• _Work to do_
Gather all lines containing the string "kind" and copy them out.

** start Recorded data **

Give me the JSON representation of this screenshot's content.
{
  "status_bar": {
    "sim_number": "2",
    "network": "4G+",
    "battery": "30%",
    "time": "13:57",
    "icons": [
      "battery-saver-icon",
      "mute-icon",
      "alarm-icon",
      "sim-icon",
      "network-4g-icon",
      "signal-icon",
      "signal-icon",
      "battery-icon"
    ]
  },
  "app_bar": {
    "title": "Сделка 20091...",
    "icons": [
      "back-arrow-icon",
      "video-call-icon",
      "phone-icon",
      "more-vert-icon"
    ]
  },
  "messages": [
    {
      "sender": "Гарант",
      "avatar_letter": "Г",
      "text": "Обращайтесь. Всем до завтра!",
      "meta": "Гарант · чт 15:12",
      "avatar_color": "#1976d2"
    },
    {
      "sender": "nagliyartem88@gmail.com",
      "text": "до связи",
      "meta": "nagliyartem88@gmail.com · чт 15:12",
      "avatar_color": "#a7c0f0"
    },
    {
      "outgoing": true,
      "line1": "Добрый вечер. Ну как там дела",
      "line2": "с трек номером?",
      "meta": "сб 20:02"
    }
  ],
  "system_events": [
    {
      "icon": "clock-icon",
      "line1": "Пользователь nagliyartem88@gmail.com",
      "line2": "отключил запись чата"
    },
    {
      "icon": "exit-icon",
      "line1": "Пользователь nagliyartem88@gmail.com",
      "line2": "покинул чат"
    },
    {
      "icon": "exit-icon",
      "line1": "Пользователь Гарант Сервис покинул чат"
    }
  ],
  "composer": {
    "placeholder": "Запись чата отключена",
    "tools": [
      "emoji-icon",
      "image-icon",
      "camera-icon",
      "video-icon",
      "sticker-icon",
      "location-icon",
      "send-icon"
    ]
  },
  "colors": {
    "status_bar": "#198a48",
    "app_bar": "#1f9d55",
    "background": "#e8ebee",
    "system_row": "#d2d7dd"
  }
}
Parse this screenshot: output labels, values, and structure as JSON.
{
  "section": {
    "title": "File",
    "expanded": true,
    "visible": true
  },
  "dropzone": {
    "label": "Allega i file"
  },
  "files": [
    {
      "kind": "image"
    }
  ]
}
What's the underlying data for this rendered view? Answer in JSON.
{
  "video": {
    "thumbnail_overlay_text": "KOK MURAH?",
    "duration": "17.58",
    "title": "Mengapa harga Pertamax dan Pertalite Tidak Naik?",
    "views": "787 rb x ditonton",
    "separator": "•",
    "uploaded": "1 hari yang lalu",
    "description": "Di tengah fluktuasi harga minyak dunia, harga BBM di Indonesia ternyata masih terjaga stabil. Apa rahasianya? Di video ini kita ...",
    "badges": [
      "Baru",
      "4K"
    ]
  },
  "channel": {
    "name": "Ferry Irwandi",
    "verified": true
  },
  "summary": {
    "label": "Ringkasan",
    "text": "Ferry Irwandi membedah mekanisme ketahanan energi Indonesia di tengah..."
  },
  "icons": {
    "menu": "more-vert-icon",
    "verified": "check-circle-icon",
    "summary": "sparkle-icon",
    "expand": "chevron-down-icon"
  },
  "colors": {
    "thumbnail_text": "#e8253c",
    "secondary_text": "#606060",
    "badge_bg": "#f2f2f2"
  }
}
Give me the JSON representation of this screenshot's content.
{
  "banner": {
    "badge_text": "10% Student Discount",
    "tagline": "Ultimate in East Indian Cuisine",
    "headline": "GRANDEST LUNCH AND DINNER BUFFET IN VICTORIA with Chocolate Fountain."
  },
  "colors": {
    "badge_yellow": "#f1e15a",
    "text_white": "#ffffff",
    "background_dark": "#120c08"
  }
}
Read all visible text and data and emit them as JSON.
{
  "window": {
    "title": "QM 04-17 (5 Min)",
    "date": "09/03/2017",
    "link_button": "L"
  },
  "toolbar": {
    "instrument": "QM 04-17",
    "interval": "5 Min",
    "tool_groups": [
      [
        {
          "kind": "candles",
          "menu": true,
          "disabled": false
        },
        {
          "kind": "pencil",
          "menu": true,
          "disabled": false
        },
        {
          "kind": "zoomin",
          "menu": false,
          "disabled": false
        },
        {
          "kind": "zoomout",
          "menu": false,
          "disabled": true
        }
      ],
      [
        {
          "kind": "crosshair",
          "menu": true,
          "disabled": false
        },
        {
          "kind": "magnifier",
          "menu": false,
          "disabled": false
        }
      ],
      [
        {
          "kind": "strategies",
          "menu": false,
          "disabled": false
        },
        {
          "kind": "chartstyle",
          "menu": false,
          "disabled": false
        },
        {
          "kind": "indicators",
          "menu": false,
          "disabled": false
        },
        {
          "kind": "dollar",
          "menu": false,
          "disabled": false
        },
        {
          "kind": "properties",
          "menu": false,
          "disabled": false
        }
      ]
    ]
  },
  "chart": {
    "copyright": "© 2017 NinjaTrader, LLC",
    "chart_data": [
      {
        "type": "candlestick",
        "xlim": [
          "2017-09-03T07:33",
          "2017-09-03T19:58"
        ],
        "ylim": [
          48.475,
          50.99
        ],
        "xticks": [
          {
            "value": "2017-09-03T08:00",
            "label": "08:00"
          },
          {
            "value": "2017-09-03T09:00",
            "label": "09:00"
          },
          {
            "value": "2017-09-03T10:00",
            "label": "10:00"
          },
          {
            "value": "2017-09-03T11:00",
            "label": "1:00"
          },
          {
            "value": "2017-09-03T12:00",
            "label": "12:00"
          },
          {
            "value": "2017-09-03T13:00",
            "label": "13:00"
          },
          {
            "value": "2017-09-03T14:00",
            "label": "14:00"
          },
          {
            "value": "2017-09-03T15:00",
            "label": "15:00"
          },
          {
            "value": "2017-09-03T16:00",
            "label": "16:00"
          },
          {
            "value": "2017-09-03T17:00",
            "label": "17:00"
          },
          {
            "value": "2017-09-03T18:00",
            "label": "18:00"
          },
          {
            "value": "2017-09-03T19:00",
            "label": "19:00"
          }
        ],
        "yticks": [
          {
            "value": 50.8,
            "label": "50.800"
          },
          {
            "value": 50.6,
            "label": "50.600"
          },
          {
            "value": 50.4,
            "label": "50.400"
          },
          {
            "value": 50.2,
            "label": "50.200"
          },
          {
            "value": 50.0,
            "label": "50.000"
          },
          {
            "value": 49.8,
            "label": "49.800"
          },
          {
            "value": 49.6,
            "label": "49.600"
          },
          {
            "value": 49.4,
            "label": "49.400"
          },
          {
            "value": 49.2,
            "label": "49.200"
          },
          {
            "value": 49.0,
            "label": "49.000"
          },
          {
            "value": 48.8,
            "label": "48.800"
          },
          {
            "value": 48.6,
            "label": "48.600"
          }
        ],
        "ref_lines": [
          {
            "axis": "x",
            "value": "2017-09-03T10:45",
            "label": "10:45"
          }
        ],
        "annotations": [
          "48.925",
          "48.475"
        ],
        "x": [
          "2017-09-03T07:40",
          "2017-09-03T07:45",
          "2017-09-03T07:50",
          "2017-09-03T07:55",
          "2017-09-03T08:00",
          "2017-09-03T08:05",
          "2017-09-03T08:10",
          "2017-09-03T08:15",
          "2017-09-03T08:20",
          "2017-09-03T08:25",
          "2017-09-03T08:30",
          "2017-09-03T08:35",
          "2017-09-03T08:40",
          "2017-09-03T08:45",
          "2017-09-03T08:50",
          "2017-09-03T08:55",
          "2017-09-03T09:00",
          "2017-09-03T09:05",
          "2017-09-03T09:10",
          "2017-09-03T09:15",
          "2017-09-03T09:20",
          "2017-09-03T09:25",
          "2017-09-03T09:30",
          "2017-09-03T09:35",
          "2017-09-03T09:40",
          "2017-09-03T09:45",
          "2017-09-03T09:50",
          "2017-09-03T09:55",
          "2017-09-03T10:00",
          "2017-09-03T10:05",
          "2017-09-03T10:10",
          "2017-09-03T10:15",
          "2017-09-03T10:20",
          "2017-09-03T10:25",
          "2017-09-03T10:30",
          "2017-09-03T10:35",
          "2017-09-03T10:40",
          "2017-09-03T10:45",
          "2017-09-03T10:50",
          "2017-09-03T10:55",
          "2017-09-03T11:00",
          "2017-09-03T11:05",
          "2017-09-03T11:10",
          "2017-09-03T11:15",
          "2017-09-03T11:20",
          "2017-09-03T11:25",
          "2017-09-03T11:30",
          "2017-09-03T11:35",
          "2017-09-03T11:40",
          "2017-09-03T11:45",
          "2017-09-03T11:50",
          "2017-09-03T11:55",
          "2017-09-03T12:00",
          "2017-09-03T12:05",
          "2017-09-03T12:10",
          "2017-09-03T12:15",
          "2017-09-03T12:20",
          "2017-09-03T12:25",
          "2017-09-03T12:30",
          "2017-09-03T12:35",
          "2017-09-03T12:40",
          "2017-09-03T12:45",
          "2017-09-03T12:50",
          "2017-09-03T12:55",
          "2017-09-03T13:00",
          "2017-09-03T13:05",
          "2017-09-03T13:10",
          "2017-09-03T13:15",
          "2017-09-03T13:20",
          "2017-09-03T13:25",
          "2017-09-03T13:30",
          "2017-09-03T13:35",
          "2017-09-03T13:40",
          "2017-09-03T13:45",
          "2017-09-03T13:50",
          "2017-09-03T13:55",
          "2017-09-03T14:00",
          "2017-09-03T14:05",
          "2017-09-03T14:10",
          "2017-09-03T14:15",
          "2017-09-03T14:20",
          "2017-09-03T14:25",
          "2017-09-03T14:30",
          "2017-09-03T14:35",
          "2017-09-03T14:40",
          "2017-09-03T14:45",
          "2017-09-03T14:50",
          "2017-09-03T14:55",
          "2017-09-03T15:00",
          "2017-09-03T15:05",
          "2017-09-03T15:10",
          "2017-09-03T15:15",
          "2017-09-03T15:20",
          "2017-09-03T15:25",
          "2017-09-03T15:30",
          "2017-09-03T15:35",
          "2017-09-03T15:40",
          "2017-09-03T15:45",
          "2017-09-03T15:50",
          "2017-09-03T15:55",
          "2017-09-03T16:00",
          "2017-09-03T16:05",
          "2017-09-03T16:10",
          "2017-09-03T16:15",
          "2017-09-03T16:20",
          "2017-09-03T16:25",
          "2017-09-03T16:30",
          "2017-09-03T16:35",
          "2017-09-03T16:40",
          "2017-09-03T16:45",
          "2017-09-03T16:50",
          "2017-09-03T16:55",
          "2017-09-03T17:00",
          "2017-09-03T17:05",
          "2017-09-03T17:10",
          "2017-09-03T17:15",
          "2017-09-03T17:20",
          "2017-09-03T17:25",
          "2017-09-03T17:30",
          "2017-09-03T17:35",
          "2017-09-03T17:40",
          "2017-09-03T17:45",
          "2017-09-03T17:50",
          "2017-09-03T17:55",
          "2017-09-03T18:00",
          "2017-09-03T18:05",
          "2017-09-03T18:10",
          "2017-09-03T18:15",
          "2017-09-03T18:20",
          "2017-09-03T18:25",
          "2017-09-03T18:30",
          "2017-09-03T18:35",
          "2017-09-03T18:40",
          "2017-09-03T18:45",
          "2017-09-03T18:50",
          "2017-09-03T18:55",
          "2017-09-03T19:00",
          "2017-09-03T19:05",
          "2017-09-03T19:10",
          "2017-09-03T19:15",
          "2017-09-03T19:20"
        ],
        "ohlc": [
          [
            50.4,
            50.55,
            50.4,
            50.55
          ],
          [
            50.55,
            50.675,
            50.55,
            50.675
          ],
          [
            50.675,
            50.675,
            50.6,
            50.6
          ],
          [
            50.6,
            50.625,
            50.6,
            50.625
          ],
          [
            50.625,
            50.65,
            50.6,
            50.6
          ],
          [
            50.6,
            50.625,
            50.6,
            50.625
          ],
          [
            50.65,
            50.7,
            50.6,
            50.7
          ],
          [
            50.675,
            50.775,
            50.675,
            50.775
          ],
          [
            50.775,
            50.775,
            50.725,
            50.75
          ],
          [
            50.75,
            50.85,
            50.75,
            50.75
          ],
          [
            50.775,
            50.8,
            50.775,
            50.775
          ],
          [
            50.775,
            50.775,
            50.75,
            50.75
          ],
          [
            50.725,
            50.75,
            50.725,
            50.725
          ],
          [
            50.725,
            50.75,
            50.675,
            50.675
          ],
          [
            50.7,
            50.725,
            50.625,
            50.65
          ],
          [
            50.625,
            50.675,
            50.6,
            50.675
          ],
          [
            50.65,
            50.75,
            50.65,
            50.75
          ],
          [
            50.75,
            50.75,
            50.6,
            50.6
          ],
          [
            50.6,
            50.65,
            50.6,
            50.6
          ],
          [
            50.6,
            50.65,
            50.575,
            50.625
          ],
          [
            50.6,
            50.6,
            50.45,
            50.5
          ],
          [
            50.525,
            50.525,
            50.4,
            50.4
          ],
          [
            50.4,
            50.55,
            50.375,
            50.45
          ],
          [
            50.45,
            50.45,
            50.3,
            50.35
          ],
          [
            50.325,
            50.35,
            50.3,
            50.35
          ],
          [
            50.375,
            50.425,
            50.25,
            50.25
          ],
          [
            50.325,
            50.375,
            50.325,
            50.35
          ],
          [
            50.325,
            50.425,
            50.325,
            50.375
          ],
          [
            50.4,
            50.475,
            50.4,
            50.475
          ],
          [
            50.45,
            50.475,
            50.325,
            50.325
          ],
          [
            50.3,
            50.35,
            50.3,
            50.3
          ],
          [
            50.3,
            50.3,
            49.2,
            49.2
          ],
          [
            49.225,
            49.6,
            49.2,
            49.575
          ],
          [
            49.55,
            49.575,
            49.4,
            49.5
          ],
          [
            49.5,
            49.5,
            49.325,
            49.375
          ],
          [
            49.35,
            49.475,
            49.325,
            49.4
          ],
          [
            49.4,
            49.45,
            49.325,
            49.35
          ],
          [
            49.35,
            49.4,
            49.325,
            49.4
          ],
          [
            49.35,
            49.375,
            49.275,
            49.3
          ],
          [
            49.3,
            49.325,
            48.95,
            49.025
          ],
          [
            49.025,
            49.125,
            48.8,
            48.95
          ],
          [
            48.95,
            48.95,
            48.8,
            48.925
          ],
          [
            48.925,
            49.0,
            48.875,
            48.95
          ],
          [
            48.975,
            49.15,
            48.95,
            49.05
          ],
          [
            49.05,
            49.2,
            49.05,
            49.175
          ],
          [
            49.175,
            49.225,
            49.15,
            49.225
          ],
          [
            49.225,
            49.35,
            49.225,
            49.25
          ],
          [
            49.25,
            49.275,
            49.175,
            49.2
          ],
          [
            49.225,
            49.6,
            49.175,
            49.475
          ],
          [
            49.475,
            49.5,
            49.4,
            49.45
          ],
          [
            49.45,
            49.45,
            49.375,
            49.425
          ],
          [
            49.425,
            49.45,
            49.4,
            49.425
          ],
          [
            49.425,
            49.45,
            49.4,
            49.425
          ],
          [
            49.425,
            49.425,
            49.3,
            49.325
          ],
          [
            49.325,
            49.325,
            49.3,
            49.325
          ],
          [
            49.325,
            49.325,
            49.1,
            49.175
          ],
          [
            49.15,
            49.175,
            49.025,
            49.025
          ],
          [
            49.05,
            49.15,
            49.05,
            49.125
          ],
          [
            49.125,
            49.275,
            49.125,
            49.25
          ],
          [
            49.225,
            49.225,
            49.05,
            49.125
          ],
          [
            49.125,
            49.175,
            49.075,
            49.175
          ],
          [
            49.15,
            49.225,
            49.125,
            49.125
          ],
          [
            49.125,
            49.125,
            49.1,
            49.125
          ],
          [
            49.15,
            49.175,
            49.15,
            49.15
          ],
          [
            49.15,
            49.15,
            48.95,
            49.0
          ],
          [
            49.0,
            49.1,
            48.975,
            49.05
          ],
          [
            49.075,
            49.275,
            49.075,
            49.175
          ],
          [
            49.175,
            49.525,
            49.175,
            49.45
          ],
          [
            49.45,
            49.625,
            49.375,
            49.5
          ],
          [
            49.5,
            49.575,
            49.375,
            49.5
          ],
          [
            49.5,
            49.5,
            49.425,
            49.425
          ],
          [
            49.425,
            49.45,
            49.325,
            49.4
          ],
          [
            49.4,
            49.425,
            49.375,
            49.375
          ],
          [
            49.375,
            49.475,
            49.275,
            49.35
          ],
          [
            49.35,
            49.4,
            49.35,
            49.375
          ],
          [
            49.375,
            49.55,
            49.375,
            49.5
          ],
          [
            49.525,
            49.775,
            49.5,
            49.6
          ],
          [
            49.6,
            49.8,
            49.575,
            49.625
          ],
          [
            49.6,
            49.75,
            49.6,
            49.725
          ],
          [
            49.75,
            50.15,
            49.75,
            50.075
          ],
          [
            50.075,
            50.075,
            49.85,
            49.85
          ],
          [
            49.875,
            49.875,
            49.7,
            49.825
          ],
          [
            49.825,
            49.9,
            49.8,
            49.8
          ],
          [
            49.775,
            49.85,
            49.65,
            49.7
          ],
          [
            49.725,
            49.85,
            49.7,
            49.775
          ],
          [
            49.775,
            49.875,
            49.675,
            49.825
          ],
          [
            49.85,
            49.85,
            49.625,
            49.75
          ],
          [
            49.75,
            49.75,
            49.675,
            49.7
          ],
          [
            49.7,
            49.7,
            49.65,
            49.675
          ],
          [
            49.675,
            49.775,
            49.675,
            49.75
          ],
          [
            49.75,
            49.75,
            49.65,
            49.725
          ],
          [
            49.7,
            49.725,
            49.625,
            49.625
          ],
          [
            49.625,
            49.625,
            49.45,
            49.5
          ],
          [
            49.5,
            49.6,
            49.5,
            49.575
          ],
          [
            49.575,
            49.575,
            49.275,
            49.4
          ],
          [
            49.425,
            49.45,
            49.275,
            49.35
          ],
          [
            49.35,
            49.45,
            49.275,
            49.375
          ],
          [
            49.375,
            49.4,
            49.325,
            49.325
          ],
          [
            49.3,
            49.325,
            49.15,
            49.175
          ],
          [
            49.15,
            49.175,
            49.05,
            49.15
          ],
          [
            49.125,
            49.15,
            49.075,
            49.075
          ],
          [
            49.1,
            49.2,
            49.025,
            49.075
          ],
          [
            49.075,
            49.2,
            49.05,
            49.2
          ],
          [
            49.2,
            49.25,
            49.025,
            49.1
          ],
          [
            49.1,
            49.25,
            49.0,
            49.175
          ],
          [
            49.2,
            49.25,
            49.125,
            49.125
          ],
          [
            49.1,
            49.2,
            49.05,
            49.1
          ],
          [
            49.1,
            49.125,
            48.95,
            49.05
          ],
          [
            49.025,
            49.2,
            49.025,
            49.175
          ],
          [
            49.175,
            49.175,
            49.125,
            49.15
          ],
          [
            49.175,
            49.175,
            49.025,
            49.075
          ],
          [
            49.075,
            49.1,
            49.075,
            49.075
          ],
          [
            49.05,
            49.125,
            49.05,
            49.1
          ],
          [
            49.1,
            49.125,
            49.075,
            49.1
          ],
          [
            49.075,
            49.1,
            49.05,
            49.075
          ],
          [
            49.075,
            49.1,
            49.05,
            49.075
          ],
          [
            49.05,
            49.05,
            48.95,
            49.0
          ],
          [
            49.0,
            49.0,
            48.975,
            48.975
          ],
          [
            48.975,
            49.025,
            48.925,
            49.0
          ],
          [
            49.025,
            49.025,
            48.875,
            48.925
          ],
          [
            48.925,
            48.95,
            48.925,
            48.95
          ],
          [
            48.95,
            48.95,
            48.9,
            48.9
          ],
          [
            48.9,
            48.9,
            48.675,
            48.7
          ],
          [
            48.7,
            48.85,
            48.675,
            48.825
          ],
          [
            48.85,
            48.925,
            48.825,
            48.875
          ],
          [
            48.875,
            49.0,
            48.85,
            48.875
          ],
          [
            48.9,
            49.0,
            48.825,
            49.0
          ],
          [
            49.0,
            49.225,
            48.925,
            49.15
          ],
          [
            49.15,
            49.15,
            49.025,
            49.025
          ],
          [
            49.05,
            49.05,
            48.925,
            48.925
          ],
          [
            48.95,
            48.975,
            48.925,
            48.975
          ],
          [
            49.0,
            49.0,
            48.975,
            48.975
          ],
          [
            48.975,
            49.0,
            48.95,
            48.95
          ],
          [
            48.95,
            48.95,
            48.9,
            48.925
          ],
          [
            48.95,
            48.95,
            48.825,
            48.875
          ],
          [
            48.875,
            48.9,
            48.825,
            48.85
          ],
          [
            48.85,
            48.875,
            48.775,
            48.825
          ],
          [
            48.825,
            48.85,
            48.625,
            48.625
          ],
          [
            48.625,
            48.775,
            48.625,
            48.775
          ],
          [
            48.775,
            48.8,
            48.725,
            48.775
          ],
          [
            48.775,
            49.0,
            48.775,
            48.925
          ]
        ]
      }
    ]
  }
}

** end Recorded data **

• _Answer_
      "kind": "image"
          "kind": "candles",
          "kind": "pencil",
          "kind": "zoomin",
          "kind": "zoomout",
          "kind": "crosshair",
          "kind": "magnifier",
          "kind": "strategies",
          "kind": "chartstyle",
          "kind": "indicators",
          "kind": "dollar",
          "kind": "properties",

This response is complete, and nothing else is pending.